Problem to work on → Locate all lines in the data below that hold "JSON" and show them.

>> begin Material supplied

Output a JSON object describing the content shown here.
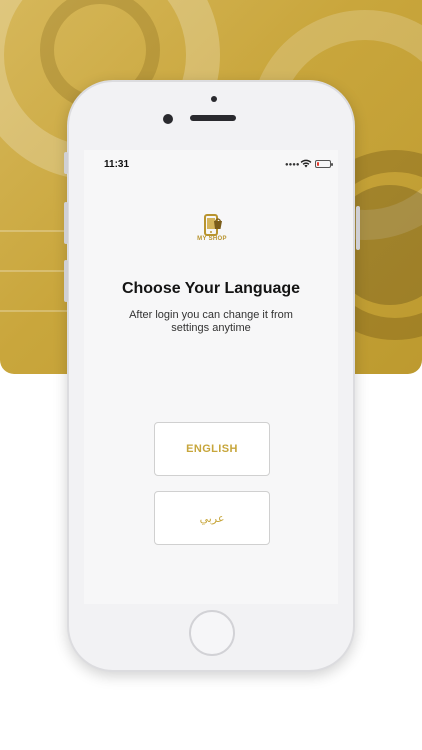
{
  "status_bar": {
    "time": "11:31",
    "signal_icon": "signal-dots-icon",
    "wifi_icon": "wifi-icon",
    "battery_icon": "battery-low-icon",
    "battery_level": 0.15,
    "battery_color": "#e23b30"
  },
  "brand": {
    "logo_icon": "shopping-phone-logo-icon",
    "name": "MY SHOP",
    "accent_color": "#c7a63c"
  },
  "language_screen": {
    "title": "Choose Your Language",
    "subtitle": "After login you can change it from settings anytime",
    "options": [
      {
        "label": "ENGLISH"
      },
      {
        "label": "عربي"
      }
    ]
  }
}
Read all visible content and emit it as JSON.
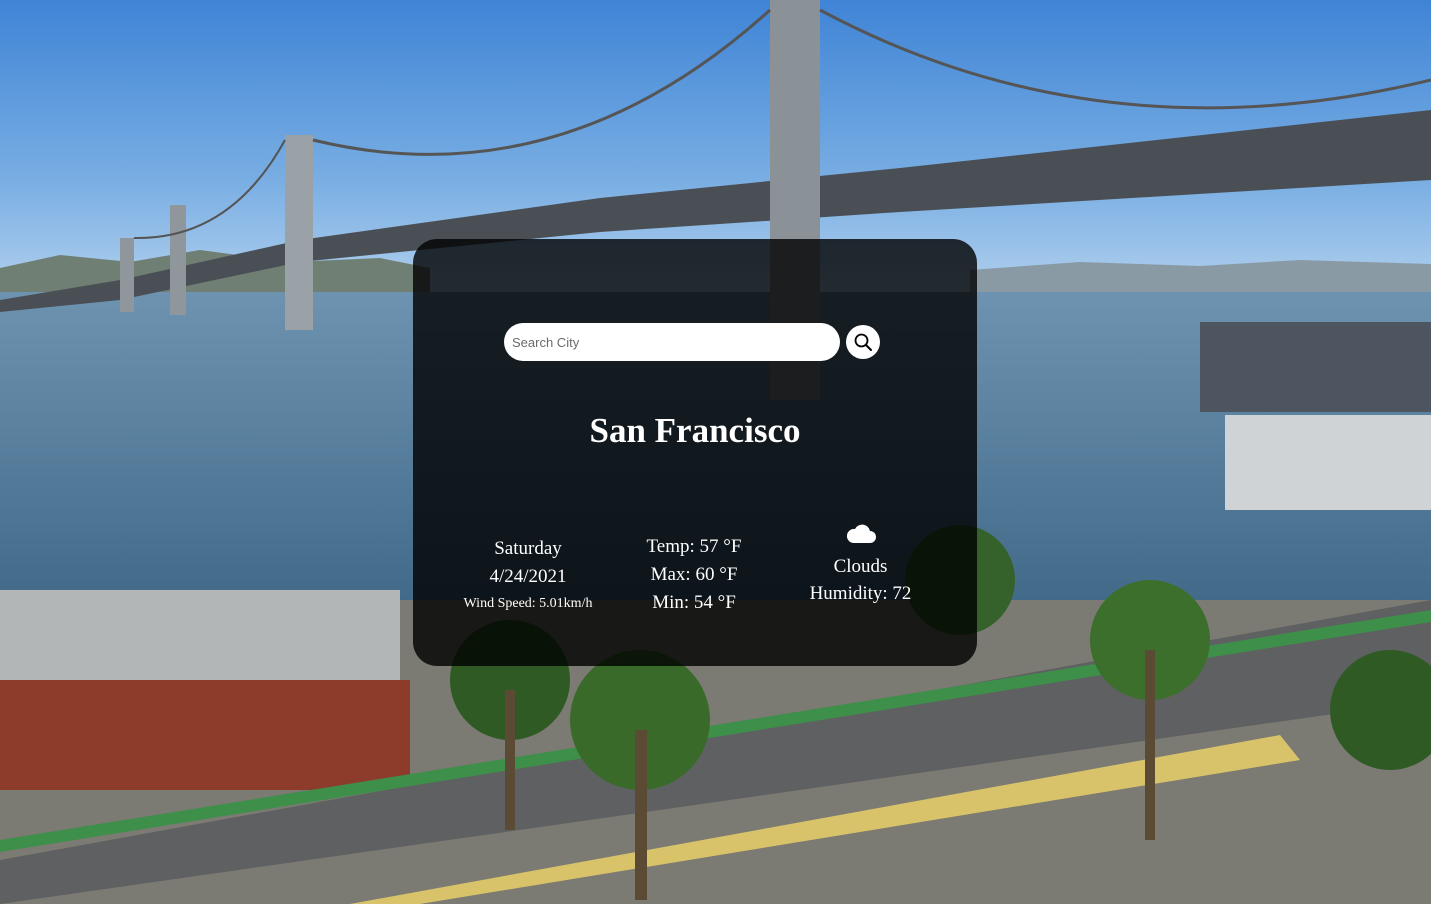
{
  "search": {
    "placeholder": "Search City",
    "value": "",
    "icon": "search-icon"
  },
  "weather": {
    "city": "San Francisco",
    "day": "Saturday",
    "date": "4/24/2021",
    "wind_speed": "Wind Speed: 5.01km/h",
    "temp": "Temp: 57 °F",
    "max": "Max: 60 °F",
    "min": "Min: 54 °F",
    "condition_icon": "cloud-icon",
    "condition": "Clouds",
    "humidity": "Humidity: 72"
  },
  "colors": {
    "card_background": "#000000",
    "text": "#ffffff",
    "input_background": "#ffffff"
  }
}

>> end Material supplied

Result of this task →
Output a JSON object describing the content shown here.
Read all visible content and emit it as JSON.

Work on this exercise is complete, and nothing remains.